(Given request) Search the listing below for the word "this" and copy each line that holds it.

(Data shown)
┄┄┄┄┄┄
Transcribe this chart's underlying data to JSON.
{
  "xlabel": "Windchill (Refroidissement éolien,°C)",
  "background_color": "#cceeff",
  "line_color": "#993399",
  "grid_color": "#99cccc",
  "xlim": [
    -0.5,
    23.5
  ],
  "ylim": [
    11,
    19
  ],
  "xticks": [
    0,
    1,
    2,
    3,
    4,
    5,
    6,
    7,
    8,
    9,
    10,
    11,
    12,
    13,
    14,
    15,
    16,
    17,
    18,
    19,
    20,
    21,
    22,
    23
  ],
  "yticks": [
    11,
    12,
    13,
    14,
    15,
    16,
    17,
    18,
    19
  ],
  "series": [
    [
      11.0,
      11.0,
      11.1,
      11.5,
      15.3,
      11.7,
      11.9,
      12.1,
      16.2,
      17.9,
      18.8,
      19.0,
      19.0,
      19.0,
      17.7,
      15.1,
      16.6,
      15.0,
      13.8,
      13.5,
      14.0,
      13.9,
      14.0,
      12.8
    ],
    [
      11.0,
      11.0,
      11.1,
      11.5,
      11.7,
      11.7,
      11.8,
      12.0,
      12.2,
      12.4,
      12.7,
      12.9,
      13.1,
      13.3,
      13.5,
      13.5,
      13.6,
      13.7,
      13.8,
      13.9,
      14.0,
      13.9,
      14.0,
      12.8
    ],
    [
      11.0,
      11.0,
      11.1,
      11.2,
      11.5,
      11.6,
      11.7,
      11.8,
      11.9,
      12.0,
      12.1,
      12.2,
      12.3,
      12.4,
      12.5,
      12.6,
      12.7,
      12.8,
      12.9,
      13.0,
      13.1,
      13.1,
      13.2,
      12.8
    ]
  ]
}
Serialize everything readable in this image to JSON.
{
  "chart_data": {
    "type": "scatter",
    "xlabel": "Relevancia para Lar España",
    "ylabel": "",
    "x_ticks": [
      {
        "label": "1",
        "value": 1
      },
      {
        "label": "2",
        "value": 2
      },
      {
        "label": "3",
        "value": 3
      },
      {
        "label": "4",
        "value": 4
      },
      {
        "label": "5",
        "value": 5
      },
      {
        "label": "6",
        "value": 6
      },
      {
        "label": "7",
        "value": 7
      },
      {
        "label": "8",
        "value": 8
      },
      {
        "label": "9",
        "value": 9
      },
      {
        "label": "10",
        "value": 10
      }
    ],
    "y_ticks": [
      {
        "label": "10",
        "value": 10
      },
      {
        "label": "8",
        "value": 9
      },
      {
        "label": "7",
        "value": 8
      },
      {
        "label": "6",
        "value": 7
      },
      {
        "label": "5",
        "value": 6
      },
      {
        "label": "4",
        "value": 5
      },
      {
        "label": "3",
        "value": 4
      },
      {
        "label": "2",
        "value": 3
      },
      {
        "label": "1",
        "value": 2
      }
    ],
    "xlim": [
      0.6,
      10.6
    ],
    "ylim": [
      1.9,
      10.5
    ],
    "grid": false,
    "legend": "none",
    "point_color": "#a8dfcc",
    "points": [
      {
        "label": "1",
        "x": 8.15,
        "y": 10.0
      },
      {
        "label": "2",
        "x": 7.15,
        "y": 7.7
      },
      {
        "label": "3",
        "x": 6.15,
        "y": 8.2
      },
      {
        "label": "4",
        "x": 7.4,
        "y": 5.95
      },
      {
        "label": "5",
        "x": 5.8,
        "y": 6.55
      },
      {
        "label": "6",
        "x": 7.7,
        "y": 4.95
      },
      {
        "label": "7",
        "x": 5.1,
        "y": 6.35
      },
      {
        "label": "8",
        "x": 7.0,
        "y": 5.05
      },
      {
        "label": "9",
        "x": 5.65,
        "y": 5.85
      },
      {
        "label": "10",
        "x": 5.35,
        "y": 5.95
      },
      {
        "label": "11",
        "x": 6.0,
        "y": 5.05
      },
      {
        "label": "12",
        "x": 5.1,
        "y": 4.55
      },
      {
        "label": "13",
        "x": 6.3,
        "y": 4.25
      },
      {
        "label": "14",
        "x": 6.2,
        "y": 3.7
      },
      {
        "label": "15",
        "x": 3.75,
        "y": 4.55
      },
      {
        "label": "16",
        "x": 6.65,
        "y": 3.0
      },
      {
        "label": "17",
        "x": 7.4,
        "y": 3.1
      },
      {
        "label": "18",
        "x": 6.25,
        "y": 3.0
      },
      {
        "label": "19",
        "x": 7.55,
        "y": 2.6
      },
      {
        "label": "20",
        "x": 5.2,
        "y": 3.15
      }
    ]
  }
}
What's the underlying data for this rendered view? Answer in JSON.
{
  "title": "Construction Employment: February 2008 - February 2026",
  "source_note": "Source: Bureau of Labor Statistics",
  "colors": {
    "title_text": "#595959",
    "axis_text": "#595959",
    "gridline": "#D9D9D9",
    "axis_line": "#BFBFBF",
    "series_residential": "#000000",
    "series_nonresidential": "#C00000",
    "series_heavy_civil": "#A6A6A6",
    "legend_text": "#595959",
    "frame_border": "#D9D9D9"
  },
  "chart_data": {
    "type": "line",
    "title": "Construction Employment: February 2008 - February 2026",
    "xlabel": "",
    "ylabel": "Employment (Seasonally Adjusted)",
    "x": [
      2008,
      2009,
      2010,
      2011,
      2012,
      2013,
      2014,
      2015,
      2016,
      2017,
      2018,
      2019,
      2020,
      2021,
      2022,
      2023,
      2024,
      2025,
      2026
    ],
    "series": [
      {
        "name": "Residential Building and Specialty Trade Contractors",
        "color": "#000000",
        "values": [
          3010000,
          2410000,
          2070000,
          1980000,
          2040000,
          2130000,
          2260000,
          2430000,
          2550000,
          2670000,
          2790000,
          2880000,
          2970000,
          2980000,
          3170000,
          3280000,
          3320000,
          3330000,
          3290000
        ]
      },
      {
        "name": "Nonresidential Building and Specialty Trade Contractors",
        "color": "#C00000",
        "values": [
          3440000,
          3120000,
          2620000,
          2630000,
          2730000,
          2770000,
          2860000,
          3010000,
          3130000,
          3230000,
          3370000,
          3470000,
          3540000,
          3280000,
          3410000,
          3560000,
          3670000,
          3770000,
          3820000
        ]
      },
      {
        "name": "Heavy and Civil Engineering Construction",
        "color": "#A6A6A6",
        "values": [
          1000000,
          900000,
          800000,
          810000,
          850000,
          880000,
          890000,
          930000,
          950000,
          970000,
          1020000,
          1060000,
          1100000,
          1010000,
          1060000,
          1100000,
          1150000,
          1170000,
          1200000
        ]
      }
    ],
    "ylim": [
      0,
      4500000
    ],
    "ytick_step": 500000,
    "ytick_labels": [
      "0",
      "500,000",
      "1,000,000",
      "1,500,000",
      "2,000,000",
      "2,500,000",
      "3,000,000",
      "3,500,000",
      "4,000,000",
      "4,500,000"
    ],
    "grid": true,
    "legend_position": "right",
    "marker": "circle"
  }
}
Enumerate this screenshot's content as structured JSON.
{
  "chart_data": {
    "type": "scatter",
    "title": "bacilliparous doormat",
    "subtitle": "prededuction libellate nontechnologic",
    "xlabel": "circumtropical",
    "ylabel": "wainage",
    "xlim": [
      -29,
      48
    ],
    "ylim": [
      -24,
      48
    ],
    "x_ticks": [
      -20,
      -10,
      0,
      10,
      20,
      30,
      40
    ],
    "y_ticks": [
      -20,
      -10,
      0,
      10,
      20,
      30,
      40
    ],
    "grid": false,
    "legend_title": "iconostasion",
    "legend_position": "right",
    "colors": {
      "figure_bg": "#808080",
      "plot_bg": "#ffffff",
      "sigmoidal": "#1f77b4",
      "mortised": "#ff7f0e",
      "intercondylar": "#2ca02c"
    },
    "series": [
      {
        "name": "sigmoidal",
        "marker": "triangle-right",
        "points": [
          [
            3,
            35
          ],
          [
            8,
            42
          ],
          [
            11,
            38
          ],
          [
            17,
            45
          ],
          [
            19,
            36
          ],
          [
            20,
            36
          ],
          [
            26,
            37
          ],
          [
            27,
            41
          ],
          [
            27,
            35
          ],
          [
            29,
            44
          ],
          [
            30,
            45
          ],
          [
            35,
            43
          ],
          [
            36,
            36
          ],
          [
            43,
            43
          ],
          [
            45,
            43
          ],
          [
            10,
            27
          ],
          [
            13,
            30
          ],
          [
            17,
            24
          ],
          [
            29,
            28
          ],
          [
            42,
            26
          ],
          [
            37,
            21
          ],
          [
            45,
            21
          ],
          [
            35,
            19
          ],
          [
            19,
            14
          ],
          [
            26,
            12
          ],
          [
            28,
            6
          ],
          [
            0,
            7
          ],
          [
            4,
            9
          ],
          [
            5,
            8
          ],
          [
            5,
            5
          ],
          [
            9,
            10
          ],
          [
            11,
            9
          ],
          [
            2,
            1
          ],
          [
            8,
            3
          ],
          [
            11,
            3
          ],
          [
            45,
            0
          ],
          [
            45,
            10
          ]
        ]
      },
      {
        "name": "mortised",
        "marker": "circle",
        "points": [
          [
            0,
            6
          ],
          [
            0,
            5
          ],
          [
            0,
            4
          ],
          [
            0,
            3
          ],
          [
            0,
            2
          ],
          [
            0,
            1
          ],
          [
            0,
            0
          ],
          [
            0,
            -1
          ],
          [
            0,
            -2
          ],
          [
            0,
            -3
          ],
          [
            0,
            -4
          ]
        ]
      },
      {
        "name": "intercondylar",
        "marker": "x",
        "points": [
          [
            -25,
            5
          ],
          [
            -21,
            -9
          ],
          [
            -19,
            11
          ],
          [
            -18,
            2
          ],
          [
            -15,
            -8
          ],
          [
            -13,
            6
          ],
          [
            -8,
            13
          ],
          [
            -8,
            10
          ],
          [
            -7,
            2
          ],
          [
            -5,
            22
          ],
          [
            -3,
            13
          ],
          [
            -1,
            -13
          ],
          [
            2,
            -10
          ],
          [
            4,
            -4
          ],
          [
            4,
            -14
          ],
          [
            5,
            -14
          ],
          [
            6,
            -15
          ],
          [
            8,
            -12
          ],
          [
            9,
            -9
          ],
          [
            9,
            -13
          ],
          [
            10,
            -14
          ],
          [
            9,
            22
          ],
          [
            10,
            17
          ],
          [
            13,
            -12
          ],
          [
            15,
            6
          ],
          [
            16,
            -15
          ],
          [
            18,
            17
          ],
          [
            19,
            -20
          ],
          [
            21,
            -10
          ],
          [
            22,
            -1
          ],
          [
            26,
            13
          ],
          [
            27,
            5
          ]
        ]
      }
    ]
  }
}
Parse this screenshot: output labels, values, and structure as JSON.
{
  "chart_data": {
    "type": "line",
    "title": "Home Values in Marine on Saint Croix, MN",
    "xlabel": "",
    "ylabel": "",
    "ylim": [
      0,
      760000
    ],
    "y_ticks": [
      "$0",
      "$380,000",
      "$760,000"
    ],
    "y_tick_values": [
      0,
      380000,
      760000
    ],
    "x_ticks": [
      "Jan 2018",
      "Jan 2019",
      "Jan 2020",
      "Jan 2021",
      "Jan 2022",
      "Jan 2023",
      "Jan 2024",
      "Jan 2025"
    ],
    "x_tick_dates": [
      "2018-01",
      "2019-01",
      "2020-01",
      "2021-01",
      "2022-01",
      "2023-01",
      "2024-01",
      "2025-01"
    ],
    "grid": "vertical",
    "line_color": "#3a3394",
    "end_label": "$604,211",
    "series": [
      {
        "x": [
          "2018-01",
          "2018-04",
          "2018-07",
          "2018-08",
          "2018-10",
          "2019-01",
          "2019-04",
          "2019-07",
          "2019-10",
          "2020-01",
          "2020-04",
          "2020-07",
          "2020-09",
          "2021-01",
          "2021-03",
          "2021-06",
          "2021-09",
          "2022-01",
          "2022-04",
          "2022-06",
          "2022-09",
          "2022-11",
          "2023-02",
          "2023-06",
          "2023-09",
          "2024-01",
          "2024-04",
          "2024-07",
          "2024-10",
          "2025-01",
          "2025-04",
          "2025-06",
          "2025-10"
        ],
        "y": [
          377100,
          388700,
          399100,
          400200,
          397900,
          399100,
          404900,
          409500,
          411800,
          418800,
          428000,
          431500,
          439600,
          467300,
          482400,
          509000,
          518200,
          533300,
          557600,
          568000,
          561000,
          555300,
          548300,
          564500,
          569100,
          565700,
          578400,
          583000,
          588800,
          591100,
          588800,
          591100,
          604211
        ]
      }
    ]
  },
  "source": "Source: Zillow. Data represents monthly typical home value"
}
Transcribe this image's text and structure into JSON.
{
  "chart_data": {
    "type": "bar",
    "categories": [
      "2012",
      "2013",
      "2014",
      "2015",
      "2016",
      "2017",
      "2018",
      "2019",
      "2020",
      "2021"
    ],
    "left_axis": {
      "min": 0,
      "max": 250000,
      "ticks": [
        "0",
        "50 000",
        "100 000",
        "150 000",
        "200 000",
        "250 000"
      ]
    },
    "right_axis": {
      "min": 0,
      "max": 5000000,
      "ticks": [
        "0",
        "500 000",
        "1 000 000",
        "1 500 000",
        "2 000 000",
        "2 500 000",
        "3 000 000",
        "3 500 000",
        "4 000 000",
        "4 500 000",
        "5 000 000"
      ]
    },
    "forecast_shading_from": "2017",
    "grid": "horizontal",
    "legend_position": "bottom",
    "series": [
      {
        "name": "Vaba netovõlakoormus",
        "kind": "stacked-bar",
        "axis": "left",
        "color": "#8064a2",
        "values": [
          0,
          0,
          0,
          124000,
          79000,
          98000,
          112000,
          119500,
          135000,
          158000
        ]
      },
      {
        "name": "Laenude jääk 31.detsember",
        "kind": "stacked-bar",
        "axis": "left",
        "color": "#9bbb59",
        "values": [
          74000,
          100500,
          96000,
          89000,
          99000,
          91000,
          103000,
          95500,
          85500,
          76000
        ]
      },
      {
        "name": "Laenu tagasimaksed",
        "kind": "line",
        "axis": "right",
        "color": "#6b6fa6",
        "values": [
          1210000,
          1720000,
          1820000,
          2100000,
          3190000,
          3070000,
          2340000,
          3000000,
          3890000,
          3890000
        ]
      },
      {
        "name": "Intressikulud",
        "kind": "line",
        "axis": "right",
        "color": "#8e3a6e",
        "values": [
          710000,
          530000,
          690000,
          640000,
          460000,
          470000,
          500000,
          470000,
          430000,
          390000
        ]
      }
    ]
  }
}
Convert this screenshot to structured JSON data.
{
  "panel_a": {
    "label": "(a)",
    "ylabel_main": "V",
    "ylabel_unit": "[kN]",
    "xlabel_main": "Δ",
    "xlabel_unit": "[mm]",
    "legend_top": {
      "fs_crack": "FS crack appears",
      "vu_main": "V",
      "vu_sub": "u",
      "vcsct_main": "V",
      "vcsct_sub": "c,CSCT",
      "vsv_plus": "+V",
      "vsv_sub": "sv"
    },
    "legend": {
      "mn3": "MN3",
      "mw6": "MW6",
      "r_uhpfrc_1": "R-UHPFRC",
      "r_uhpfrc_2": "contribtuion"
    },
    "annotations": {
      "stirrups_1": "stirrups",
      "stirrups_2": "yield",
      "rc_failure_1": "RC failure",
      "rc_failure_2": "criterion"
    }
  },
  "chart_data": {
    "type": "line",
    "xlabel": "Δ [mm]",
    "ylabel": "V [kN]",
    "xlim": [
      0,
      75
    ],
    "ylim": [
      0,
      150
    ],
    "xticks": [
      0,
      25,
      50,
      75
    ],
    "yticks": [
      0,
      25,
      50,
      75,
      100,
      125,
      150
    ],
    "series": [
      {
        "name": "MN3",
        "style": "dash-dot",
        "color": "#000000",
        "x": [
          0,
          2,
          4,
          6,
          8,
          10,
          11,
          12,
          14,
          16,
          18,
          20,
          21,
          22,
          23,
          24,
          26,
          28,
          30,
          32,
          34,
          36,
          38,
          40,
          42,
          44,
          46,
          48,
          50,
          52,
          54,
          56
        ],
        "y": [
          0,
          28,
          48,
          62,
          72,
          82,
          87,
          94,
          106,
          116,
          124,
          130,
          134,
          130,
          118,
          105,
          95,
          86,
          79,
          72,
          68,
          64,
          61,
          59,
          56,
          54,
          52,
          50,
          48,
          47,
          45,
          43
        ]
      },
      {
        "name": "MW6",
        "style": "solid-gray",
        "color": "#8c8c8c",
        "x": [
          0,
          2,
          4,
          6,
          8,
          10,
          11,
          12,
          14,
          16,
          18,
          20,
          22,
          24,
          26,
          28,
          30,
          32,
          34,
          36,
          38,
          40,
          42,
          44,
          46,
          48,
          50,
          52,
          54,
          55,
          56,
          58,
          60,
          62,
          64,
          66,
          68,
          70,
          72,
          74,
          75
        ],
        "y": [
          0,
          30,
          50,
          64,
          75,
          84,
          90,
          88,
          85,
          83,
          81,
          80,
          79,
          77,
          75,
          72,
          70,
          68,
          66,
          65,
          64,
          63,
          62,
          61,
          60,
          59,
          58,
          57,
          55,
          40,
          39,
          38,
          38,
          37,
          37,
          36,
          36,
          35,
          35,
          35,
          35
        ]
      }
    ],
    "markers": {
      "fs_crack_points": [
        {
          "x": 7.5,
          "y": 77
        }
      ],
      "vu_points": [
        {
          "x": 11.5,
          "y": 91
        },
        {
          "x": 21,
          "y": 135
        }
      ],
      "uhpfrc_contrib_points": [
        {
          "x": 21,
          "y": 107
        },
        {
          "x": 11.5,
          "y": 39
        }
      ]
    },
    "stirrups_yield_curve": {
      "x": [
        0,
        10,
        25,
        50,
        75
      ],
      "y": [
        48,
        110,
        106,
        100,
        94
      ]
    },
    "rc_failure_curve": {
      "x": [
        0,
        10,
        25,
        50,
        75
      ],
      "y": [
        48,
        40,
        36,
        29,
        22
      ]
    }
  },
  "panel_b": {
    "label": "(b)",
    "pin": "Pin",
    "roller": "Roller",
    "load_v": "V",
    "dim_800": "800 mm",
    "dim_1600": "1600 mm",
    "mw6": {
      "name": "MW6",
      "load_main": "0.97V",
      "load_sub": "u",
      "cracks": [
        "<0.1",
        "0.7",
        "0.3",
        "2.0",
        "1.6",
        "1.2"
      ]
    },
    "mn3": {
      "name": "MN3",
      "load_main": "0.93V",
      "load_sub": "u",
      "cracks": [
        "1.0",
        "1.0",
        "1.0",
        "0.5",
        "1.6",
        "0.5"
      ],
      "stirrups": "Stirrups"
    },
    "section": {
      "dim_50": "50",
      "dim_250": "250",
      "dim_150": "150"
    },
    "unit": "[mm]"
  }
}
┄┄┄┄┄┄
(Correct answer)
Transcribe this chart's underlying data to JSON.
Serialize everything readable in this image to JSON.
What's the underlying data for this rendered view? Answer in JSON.
Enumerate this screenshot's content as structured JSON.
Parse this screenshot: output labels, values, and structure as JSON.
Transcribe this image's text and structure into JSON.
Convert this screenshot to structured JSON data.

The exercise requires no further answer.